To do =
Pull every line containing the word "安福寺镇" from the records.

....................

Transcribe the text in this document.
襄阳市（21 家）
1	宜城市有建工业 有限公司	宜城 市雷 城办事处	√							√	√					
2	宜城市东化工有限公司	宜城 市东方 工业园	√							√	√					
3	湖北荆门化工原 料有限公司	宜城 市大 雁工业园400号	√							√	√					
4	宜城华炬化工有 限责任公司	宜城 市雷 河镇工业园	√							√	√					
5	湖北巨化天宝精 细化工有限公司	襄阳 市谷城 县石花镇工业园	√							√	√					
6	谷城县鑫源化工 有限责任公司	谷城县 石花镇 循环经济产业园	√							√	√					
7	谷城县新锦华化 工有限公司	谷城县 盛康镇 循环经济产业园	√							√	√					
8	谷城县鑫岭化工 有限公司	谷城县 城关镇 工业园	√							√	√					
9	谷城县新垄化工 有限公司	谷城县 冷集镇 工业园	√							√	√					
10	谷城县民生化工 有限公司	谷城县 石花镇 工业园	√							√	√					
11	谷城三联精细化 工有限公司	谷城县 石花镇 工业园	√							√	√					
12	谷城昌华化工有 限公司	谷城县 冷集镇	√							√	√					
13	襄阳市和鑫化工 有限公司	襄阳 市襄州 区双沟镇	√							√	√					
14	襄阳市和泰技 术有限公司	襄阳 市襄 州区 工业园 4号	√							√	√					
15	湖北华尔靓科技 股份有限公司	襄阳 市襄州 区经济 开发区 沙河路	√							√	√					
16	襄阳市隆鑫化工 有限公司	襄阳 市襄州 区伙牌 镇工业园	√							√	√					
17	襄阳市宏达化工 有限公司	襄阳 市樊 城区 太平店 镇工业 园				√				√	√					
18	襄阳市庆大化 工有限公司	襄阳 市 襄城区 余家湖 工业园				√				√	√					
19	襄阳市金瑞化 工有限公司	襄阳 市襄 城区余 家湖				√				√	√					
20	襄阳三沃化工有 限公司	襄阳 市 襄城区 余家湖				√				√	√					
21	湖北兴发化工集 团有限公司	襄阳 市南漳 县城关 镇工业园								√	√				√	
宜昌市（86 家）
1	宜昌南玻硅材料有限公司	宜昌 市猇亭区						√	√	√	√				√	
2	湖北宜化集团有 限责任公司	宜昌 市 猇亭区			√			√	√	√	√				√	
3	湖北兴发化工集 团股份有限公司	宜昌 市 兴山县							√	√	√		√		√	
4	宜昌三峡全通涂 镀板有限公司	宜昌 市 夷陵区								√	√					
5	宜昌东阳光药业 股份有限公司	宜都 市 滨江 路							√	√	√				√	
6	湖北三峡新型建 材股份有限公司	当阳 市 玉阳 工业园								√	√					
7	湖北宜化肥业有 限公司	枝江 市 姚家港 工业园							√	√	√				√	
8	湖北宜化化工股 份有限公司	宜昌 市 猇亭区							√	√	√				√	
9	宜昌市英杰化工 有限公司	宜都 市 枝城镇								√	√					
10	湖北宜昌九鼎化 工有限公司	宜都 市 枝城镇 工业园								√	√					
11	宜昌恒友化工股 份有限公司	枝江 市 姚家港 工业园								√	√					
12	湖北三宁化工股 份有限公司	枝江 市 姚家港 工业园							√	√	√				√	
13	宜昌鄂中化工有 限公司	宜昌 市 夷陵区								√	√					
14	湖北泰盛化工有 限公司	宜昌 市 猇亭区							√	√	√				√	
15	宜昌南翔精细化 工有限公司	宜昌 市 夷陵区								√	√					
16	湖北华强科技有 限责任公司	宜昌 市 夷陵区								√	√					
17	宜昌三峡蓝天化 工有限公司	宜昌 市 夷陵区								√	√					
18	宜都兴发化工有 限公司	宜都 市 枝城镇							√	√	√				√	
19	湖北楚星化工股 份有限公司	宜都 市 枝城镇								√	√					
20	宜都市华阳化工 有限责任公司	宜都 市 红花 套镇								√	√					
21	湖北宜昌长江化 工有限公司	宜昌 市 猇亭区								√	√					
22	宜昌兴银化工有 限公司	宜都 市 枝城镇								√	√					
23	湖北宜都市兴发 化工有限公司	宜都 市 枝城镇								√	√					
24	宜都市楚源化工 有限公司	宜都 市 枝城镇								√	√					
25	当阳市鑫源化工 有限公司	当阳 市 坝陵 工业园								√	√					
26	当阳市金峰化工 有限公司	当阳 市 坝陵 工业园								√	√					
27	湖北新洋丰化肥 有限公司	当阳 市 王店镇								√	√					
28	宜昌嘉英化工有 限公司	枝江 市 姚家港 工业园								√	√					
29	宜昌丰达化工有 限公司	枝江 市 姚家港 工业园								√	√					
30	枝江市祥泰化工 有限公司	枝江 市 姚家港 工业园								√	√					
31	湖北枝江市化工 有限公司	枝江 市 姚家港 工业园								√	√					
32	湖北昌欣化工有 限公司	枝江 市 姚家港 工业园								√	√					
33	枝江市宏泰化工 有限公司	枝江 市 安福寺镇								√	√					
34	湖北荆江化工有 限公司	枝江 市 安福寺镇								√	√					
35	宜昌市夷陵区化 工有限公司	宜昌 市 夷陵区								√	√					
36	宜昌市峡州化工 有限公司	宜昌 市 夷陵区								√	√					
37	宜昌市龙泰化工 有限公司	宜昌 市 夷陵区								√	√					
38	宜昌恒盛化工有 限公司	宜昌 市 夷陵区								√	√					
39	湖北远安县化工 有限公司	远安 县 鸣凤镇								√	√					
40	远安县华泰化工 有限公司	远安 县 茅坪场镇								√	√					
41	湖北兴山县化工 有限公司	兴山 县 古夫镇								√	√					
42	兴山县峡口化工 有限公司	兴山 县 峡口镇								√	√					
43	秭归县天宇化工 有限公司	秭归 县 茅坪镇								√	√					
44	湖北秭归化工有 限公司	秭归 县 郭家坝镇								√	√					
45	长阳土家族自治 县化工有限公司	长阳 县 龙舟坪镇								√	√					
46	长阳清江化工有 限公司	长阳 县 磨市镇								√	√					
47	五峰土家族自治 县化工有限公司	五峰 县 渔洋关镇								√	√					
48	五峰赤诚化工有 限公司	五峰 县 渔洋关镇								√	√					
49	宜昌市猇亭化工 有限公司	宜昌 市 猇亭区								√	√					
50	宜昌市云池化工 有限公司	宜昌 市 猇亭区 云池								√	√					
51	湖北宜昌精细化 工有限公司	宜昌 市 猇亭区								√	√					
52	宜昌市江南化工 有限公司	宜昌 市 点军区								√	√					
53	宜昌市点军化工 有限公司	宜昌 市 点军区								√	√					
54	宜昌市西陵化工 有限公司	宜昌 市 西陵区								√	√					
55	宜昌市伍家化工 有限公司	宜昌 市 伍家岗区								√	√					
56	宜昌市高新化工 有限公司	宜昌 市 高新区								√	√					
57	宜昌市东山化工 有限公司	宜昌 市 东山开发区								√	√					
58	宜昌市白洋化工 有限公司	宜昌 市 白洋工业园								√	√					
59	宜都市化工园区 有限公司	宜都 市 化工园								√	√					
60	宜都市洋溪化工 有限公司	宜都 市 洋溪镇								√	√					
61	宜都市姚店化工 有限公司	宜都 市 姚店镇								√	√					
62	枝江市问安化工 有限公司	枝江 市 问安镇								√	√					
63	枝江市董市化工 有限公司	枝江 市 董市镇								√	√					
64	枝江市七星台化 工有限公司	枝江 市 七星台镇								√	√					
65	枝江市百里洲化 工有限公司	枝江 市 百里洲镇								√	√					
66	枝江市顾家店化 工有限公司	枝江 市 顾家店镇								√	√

....................

Solution for this problem =
33	枝江市宏泰化工 有限公司	枝江 市 安福寺镇								√	√					
34	湖北荆江化工有 限公司	枝江 市 安福寺镇								√	√					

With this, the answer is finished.